— Problem to work on —
Retype each line of the material exactly, please, skipping any picture in it.

— Data to process —
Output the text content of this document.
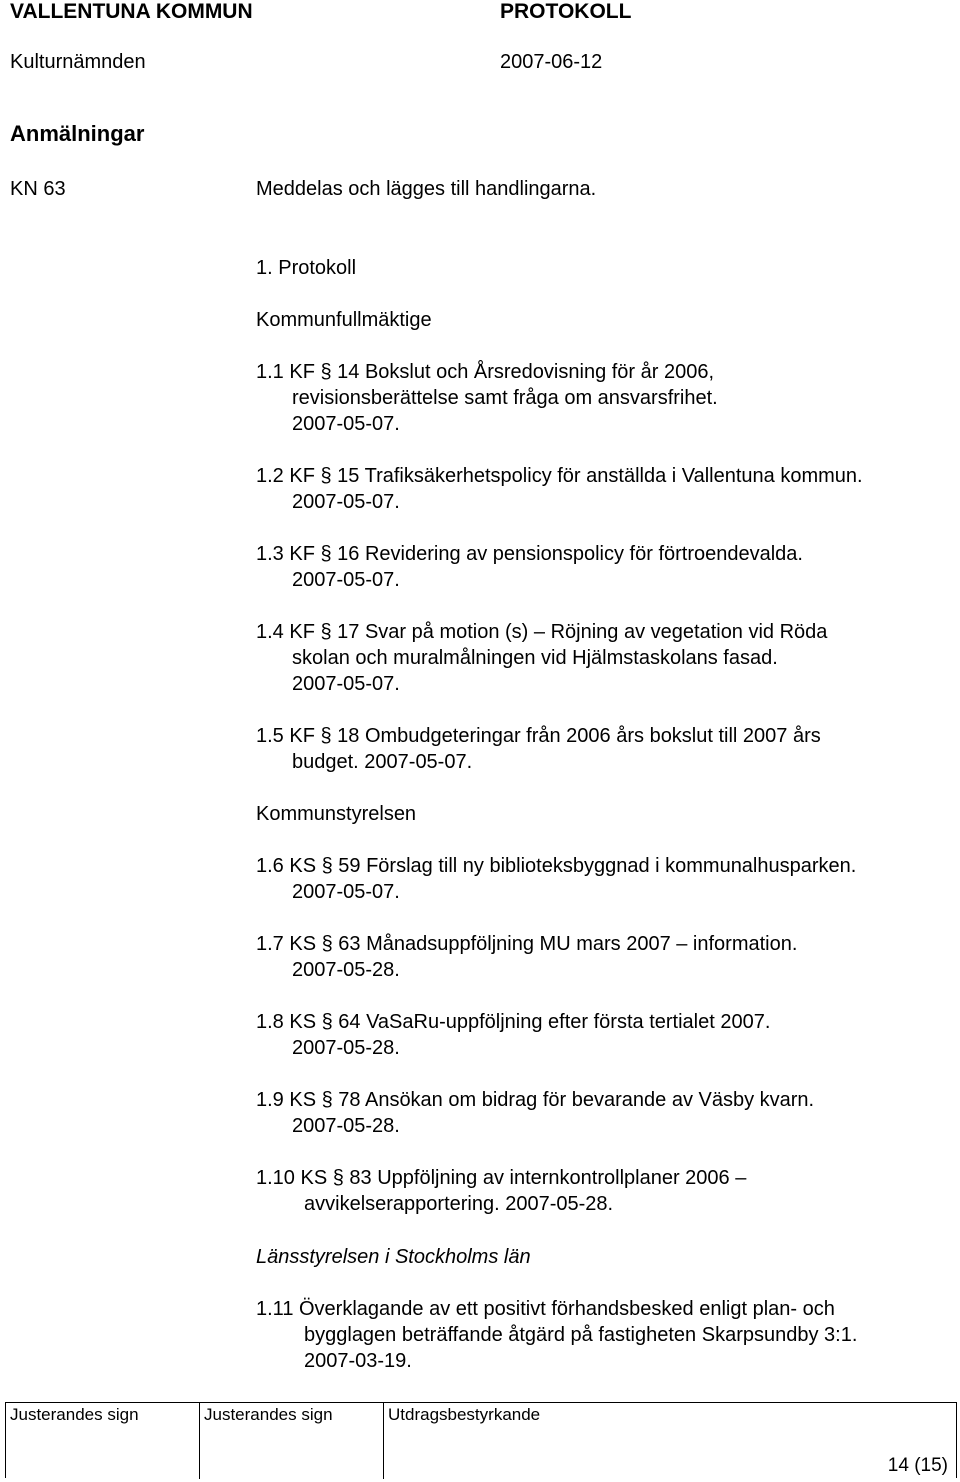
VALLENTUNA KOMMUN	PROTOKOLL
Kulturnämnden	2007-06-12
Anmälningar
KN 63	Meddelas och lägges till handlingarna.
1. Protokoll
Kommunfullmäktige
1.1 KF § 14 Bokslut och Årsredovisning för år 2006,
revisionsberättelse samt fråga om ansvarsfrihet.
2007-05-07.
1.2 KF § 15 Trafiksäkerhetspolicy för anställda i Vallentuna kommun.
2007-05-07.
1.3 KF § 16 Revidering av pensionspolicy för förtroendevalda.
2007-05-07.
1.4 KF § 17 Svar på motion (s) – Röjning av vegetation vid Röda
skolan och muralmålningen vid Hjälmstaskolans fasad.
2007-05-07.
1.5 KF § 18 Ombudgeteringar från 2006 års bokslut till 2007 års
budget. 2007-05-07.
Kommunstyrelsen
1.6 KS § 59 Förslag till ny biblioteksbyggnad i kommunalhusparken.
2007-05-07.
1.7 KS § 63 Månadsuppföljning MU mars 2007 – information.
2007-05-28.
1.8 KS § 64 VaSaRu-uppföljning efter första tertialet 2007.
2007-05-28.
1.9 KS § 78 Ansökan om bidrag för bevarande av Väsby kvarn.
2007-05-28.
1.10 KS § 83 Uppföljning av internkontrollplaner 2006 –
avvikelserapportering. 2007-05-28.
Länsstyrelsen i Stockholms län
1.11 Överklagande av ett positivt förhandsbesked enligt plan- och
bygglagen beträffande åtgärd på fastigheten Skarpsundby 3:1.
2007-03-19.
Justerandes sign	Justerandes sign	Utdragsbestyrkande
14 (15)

— Written response —
Output the text content of this document.
VALLENTUNA KOMMUN	PROTOKOLL
Kulturnämnden	2007-06-12
Anmälningar
KN 63	Meddelas och lägges till handlingarna.
1. Protokoll
Kommunfullmäktige
1.1 KF § 14 Bokslut och Årsredovisning för år 2006,
revisionsberättelse samt fråga om ansvarsfrihet.
2007-05-07.
1.2 KF § 15 Trafiksäkerhetspolicy för anställda i Vallentuna kommun.
2007-05-07.
1.3 KF § 16 Revidering av pensionspolicy för förtroendevalda.
2007-05-07.
1.4 KF § 17 Svar på motion (s) – Röjning av vegetation vid Röda
skolan och muralmålningen vid Hjälmstaskolans fasad.
2007-05-07.
1.5 KF § 18 Ombudgeteringar från 2006 års bokslut till 2007 års
budget. 2007-05-07.
Kommunstyrelsen
1.6 KS § 59 Förslag till ny biblioteksbyggnad i kommunalhusparken.
2007-05-07.
1.7 KS § 63 Månadsuppföljning MU mars 2007 – information.
2007-05-28.
1.8 KS § 64 VaSaRu-uppföljning efter första tertialet 2007.
2007-05-28.
1.9 KS § 78 Ansökan om bidrag för bevarande av Väsby kvarn.
2007-05-28.
1.10 KS § 83 Uppföljning av internkontrollplaner 2006 –
avvikelserapportering. 2007-05-28.
Länsstyrelsen i Stockholms län
1.11 Överklagande av ett positivt förhandsbesked enligt plan- och
bygglagen beträffande åtgärd på fastigheten Skarpsundby 3:1.
2007-03-19.
Justerandes sign	Justerandes sign	Utdragsbestyrkande
14 (15)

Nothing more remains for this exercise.